> Exercise details:
Note how many lines include the word "遭巫蠱事", and give that number by itself.

(Collected data)
[Start]

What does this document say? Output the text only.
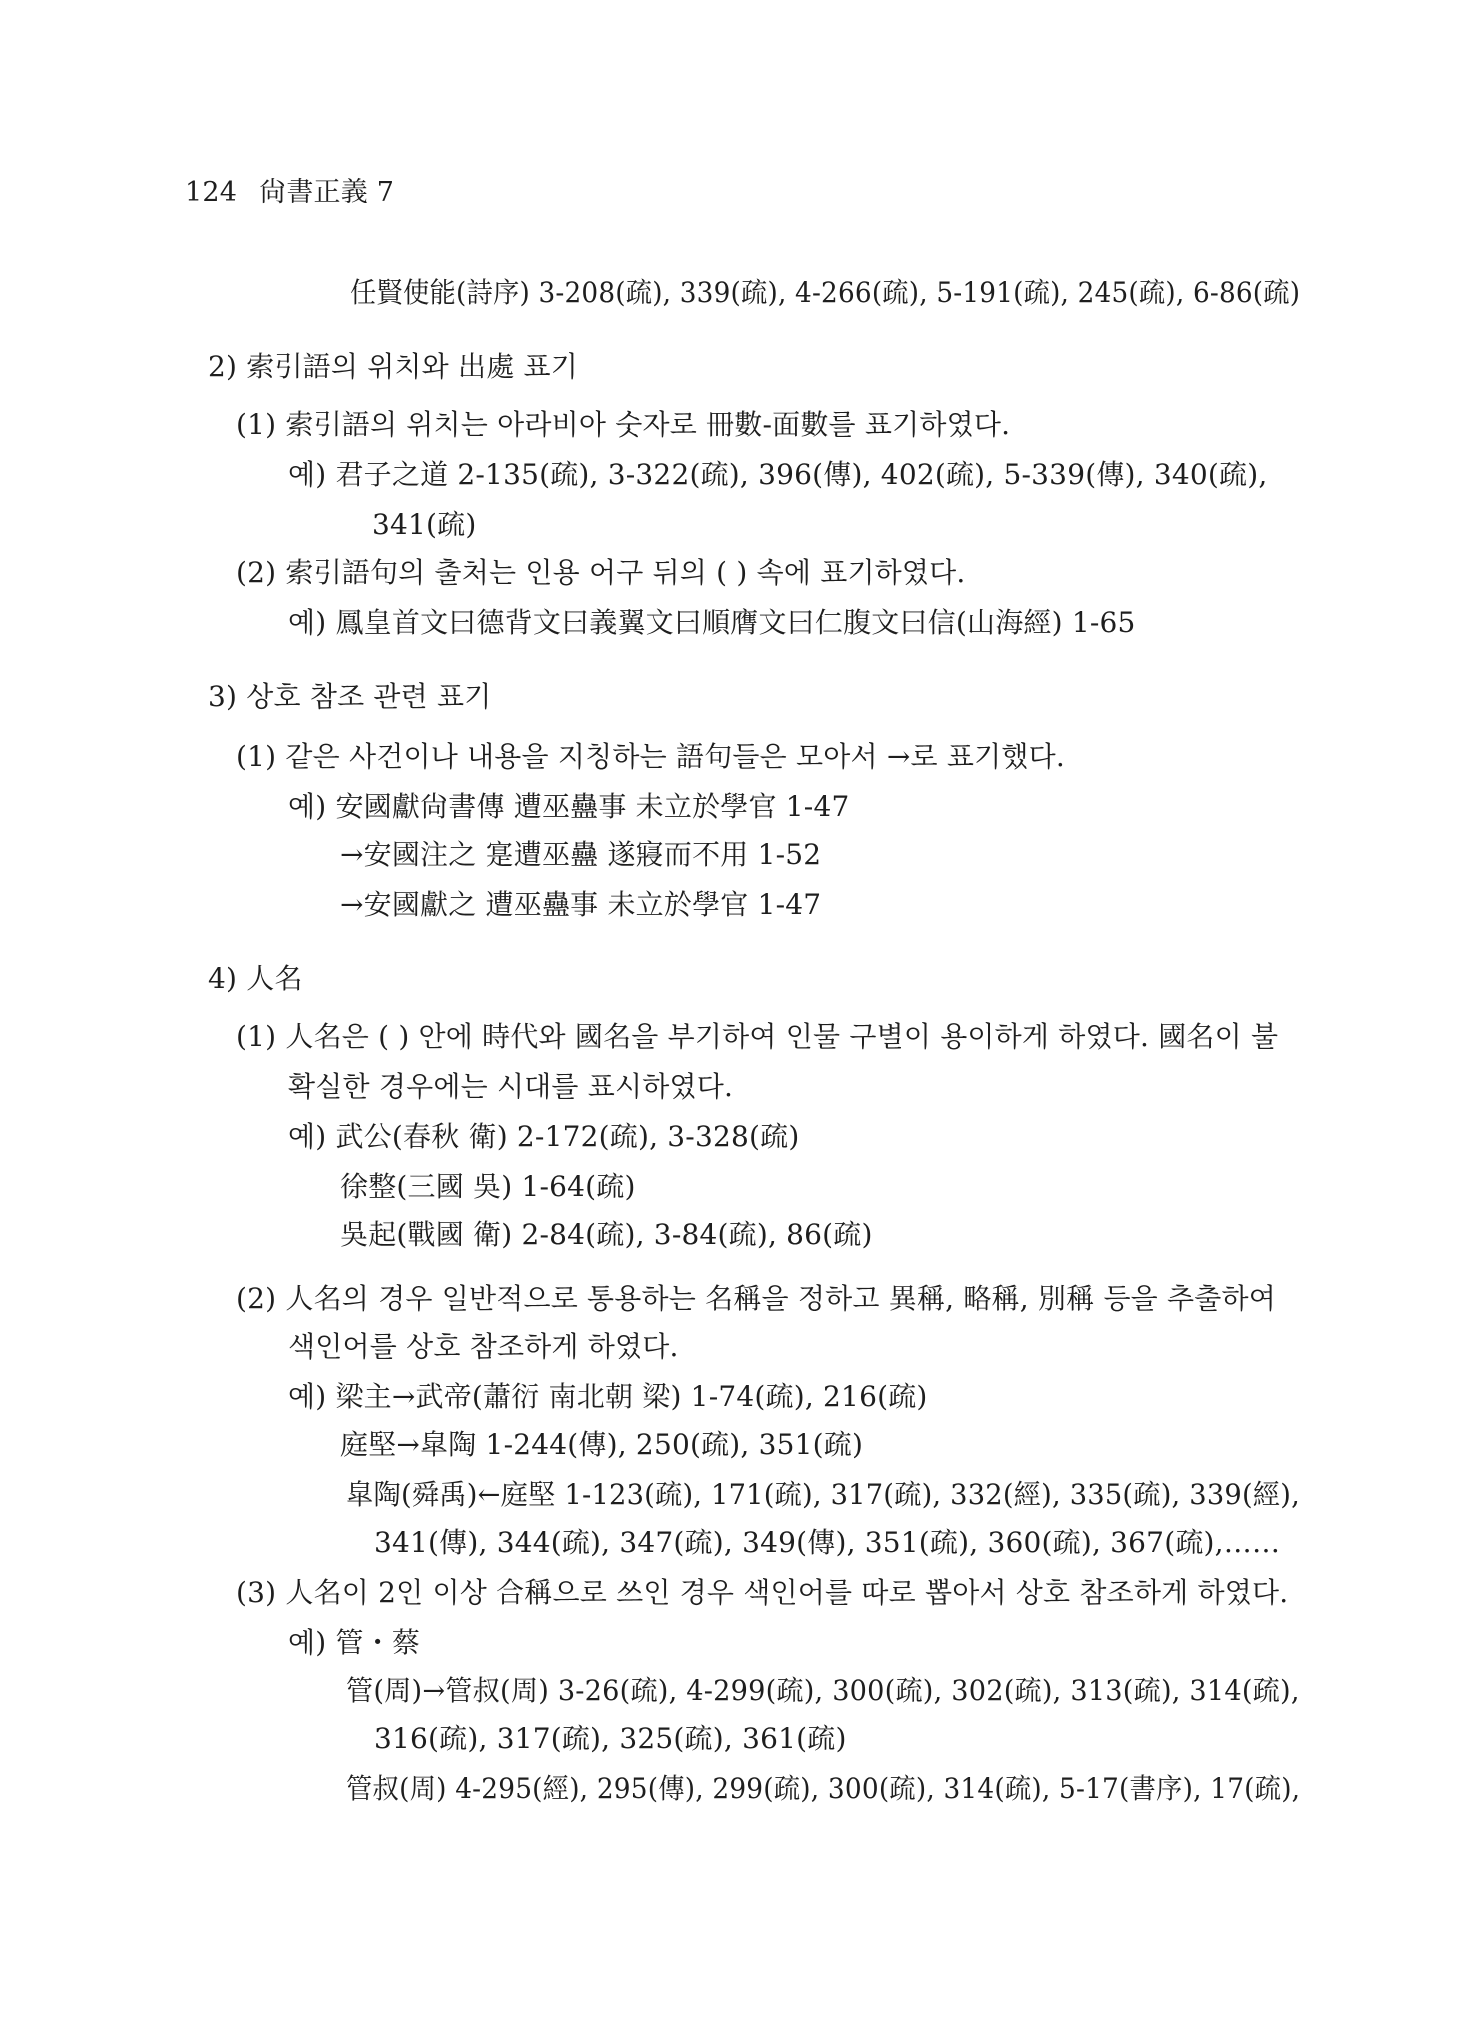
124 尙書正義 7
任賢使能(詩序) 3-208(疏), 339(疏), 4-266(疏), 5-191(疏), 245(疏), 6-86(疏)
2) 索引語의 위치와 出處 표기
(1) 索引語의 위치는 아라비아 숫자로 冊數-面數를 표기하였다.
예) 君子之道 2-135(疏), 3-322(疏), 396(傳), 402(疏), 5-339(傳), 340(疏),
341(疏)
(2) 索引語句의 출처는 인용 어구 뒤의 ( ) 속에 표기하였다.
예) 鳳皇首文曰德背文曰義翼文曰順膺文曰仁腹文曰信(山海經) 1-65
3) 상호 참조 관련 표기
(1) 같은 사건이나 내용을 지칭하는 語句들은 모아서 →로 표기했다.
예) 安國獻尙書傳 遭巫蠱事 未立於學官 1-47
→安國注之 寔遭巫蠱 遂寢而不用 1-52
→安國獻之 遭巫蠱事 未立於學官 1-47
4) 人名
(1) 人名은 ( ) 안에 時代와 國名을 부기하여 인물 구별이 용이하게 하였다. 國名이 불
확실한 경우에는 시대를 표시하였다.
예) 武公(春秋 衛) 2-172(疏), 3-328(疏)
徐整(三國 吳) 1-64(疏)
吳起(戰國 衛) 2-84(疏), 3-84(疏), 86(疏)
(2) 人名의 경우 일반적으로 통용하는 名稱을 정하고 異稱, 略稱, 別稱 등을 추출하여
색인어를 상호 참조하게 하였다.
예) 梁主→武帝(蕭衍 南北朝 梁) 1-74(疏), 216(疏)
庭堅→皐陶 1-244(傳), 250(疏), 351(疏)
皐陶(舜禹)←庭堅 1-123(疏), 171(疏), 317(疏), 332(經), 335(疏), 339(經),
341(傳), 344(疏), 347(疏), 349(傳), 351(疏), 360(疏), 367(疏),……
(3) 人名이 2인 이상 合稱으로 쓰인 경우 색인어를 따로 뽑아서 상호 참조하게 하였다.
예) 管・蔡
管(周)→管叔(周) 3-26(疏), 4-299(疏), 300(疏), 302(疏), 313(疏), 314(疏),
316(疏), 317(疏), 325(疏), 361(疏)
管叔(周) 4-295(經), 295(傳), 299(疏), 300(疏), 314(疏), 5-17(書序), 17(疏),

[End]

> Written reply:
2